--- START ---

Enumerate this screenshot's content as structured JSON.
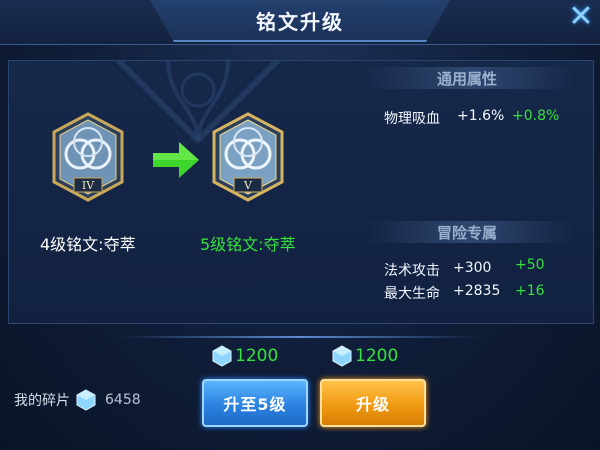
{
  "header": {
    "title": "铭文升级"
  },
  "close": {
    "icon": "close-icon"
  },
  "rune_from": {
    "level_numeral": "IV",
    "name": "4级铭文:夺萃"
  },
  "rune_to": {
    "level_numeral": "V",
    "name": "5级铭文:夺萃"
  },
  "general_attributes": {
    "title": "通用属性",
    "rows": [
      {
        "label": "物理吸血",
        "value": "+1.6%",
        "increase": "+0.8%"
      }
    ]
  },
  "adventure_attributes": {
    "title": "冒险专属",
    "rows": [
      {
        "label": "法术攻击",
        "value": "+300",
        "increase": "+50"
      },
      {
        "label": "最大生命",
        "value": "+2835",
        "increase": "+16"
      }
    ]
  },
  "costs": {
    "upgrade_to_5": "1200",
    "upgrade": "1200"
  },
  "inventory": {
    "label": "我的碎片",
    "value": "6458"
  },
  "buttons": {
    "upgrade_to_5": "升至5级",
    "upgrade": "升级"
  },
  "colors": {
    "accent_green": "#35e23b",
    "button_blue": "#2c82e0",
    "button_orange": "#f09a12"
  }
}
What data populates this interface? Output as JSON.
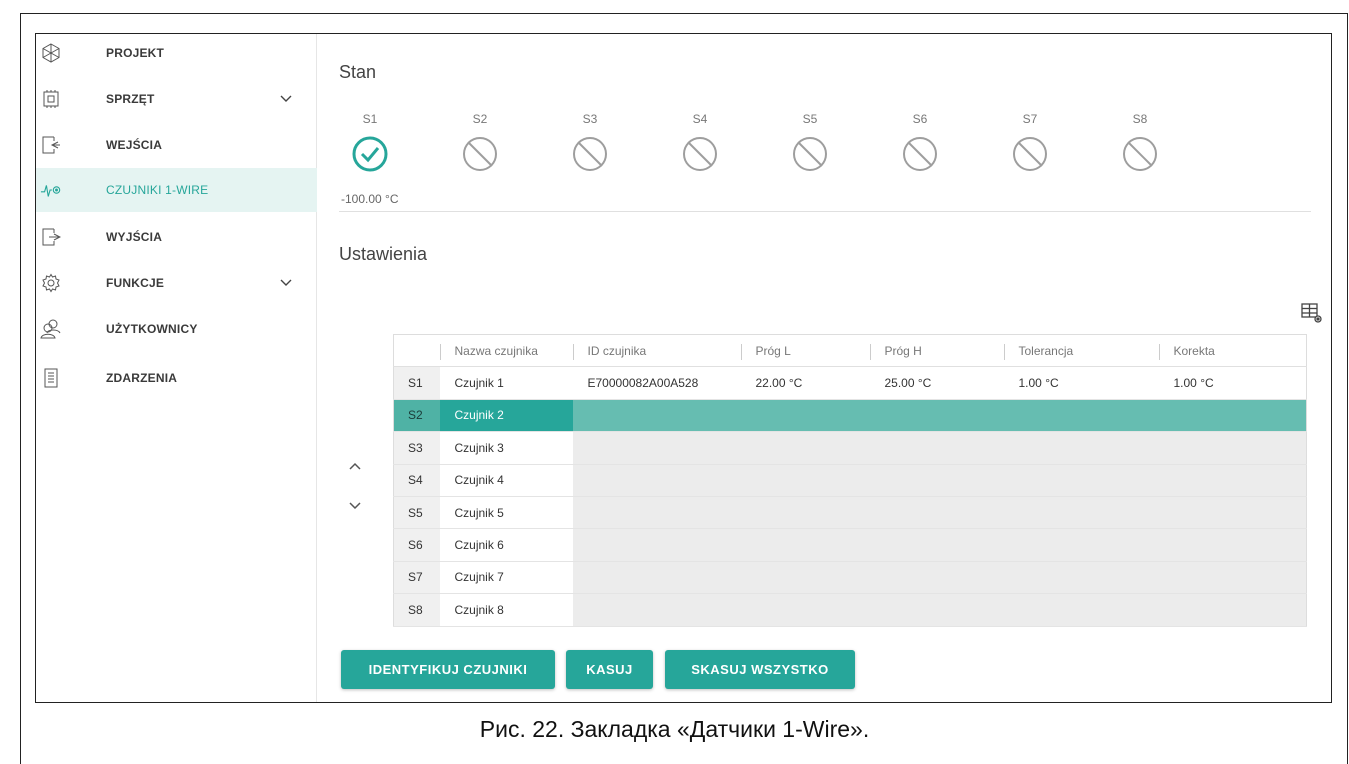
{
  "sidebar": {
    "items": [
      {
        "label": "PROJEKT",
        "icon": "project-icon",
        "chevron": false,
        "active": false
      },
      {
        "label": "SPRZĘT",
        "icon": "hardware-icon",
        "chevron": true,
        "active": false
      },
      {
        "label": "WEJŚCIA",
        "icon": "inputs-icon",
        "chevron": false,
        "active": false
      },
      {
        "label": "CZUJNIKI 1-WIRE",
        "icon": "pulse-sensor-icon",
        "chevron": false,
        "active": true
      },
      {
        "label": "WYJŚCIA",
        "icon": "outputs-icon",
        "chevron": false,
        "active": false
      },
      {
        "label": "FUNKCJE",
        "icon": "gear-icon",
        "chevron": true,
        "active": false
      },
      {
        "label": "UŻYTKOWNICY",
        "icon": "users-icon",
        "chevron": false,
        "active": false
      },
      {
        "label": "ZDARZENIA",
        "icon": "events-list-icon",
        "chevron": false,
        "active": false
      }
    ]
  },
  "status": {
    "title": "Stan",
    "sensors": [
      {
        "label": "S1",
        "state": "ok",
        "icon": "check-circle-icon"
      },
      {
        "label": "S2",
        "state": "off",
        "icon": "disabled-circle-icon"
      },
      {
        "label": "S3",
        "state": "off",
        "icon": "disabled-circle-icon"
      },
      {
        "label": "S4",
        "state": "off",
        "icon": "disabled-circle-icon"
      },
      {
        "label": "S5",
        "state": "off",
        "icon": "disabled-circle-icon"
      },
      {
        "label": "S6",
        "state": "off",
        "icon": "disabled-circle-icon"
      },
      {
        "label": "S7",
        "state": "off",
        "icon": "disabled-circle-icon"
      },
      {
        "label": "S8",
        "state": "off",
        "icon": "disabled-circle-icon"
      }
    ],
    "temperature": "-100.00 °C"
  },
  "settings": {
    "title": "Ustawienia",
    "columns": [
      "",
      "Nazwa czujnika",
      "ID czujnika",
      "Próg L",
      "Próg H",
      "Tolerancja",
      "Korekta"
    ],
    "rows": [
      {
        "idx": "S1",
        "name": "Czujnik 1",
        "id": "E70000082A00A528",
        "low": "22.00 °C",
        "high": "25.00 °C",
        "tolerance": "1.00 °C",
        "correction": "1.00 °C"
      },
      {
        "idx": "S2",
        "name": "Czujnik 2",
        "id": "",
        "low": "",
        "high": "",
        "tolerance": "",
        "correction": ""
      },
      {
        "idx": "S3",
        "name": "Czujnik 3",
        "id": "",
        "low": "",
        "high": "",
        "tolerance": "",
        "correction": ""
      },
      {
        "idx": "S4",
        "name": "Czujnik 4",
        "id": "",
        "low": "",
        "high": "",
        "tolerance": "",
        "correction": ""
      },
      {
        "idx": "S5",
        "name": "Czujnik 5",
        "id": "",
        "low": "",
        "high": "",
        "tolerance": "",
        "correction": ""
      },
      {
        "idx": "S6",
        "name": "Czujnik 6",
        "id": "",
        "low": "",
        "high": "",
        "tolerance": "",
        "correction": ""
      },
      {
        "idx": "S7",
        "name": "Czujnik 7",
        "id": "",
        "low": "",
        "high": "",
        "tolerance": "",
        "correction": ""
      },
      {
        "idx": "S8",
        "name": "Czujnik 8",
        "id": "",
        "low": "",
        "high": "",
        "tolerance": "",
        "correction": ""
      }
    ],
    "selected_row": "S2"
  },
  "buttons": {
    "identify": "IDENTYFIKUJ CZUJNIKI",
    "delete": "KASUJ",
    "delete_all": "SKASUJ WSZYSTKO"
  },
  "caption": "Рис. 22. Закладка «Датчики 1-Wire».",
  "colors": {
    "accent": "#26a69a",
    "selected_row": "#66bdb1",
    "active_nav_bg": "#e5f4f2"
  }
}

--- END ---

● **Short task**: Quote the entries above word for word. Leave the images out.

● **Output below**:
Enumerate this screenshot's content as structured JSON.
{
  "header": {
    "title": "铭文升级"
  },
  "close": {
    "icon": "close-icon"
  },
  "rune_from": {
    "level_numeral": "IV",
    "name": "4级铭文:夺萃"
  },
  "rune_to": {
    "level_numeral": "V",
    "name": "5级铭文:夺萃"
  },
  "general_attributes": {
    "title": "通用属性",
    "rows": [
      {
        "label": "物理吸血",
        "value": "+1.6%",
        "increase": "+0.8%"
      }
    ]
  },
  "adventure_attributes": {
    "title": "冒险专属",
    "rows": [
      {
        "label": "法术攻击",
        "value": "+300",
        "increase": "+50"
      },
      {
        "label": "最大生命",
        "value": "+2835",
        "increase": "+16"
      }
    ]
  },
  "costs": {
    "upgrade_to_5": "1200",
    "upgrade": "1200"
  },
  "inventory": {
    "label": "我的碎片",
    "value": "6458"
  },
  "buttons": {
    "upgrade_to_5": "升至5级",
    "upgrade": "升级"
  },
  "colors": {
    "accent_green": "#35e23b",
    "button_blue": "#2c82e0",
    "button_orange": "#f09a12"
  }
}
What data populates this interface? Output as JSON.
{
  "sidebar": {
    "items": [
      {
        "label": "PROJEKT",
        "icon": "project-icon",
        "chevron": false,
        "active": false
      },
      {
        "label": "SPRZĘT",
        "icon": "hardware-icon",
        "chevron": true,
        "active": false
      },
      {
        "label": "WEJŚCIA",
        "icon": "inputs-icon",
        "chevron": false,
        "active": false
      },
      {
        "label": "CZUJNIKI 1-WIRE",
        "icon": "pulse-sensor-icon",
        "chevron": false,
        "active": true
      },
      {
        "label": "WYJŚCIA",
        "icon": "outputs-icon",
        "chevron": false,
        "active": false
      },
      {
        "label": "FUNKCJE",
        "icon": "gear-icon",
        "chevron": true,
        "active": false
      },
      {
        "label": "UŻYTKOWNICY",
        "icon": "users-icon",
        "chevron": false,
        "active": false
      },
      {
        "label": "ZDARZENIA",
        "icon": "events-list-icon",
        "chevron": false,
        "active": false
      }
    ]
  },
  "status": {
    "title": "Stan",
    "sensors": [
      {
        "label": "S1",
        "state": "ok",
        "icon": "check-circle-icon"
      },
      {
        "label": "S2",
        "state": "off",
        "icon": "disabled-circle-icon"
      },
      {
        "label": "S3",
        "state": "off",
        "icon": "disabled-circle-icon"
      },
      {
        "label": "S4",
        "state": "off",
        "icon": "disabled-circle-icon"
      },
      {
        "label": "S5",
        "state": "off",
        "icon": "disabled-circle-icon"
      },
      {
        "label": "S6",
        "state": "off",
        "icon": "disabled-circle-icon"
      },
      {
        "label": "S7",
        "state": "off",
        "icon": "disabled-circle-icon"
      },
      {
        "label": "S8",
        "state": "off",
        "icon": "disabled-circle-icon"
      }
    ],
    "temperature": "-100.00 °C"
  },
  "settings": {
    "title": "Ustawienia",
    "columns": [
      "",
      "Nazwa czujnika",
      "ID czujnika",
      "Próg L",
      "Próg H",
      "Tolerancja",
      "Korekta"
    ],
    "rows": [
      {
        "idx": "S1",
        "name": "Czujnik 1",
        "id": "E70000082A00A528",
        "low": "22.00 °C",
        "high": "25.00 °C",
        "tolerance": "1.00 °C",
        "correction": "1.00 °C"
      },
      {
        "idx": "S2",
        "name": "Czujnik 2",
        "id": "",
        "low": "",
        "high": "",
        "tolerance": "",
        "correction": ""
      },
      {
        "idx": "S3",
        "name": "Czujnik 3",
        "id": "",
        "low": "",
        "high": "",
        "tolerance": "",
        "correction": ""
      },
      {
        "idx": "S4",
        "name": "Czujnik 4",
        "id": "",
        "low": "",
        "high": "",
        "tolerance": "",
        "correction": ""
      },
      {
        "idx": "S5",
        "name": "Czujnik 5",
        "id": "",
        "low": "",
        "high": "",
        "tolerance": "",
        "correction": ""
      },
      {
        "idx": "S6",
        "name": "Czujnik 6",
        "id": "",
        "low": "",
        "high": "",
        "tolerance": "",
        "correction": ""
      },
      {
        "idx": "S7",
        "name": "Czujnik 7",
        "id": "",
        "low": "",
        "high": "",
        "tolerance": "",
        "correction": ""
      },
      {
        "idx": "S8",
        "name": "Czujnik 8",
        "id": "",
        "low": "",
        "high": "",
        "tolerance": "",
        "correction": ""
      }
    ],
    "selected_row": "S2"
  },
  "buttons": {
    "identify": "IDENTYFIKUJ CZUJNIKI",
    "delete": "KASUJ",
    "delete_all": "SKASUJ WSZYSTKO"
  },
  "caption": "Рис. 22. Закладка «Датчики 1-Wire».",
  "colors": {
    "accent": "#26a69a",
    "selected_row": "#66bdb1",
    "active_nav_bg": "#e5f4f2"
  }
}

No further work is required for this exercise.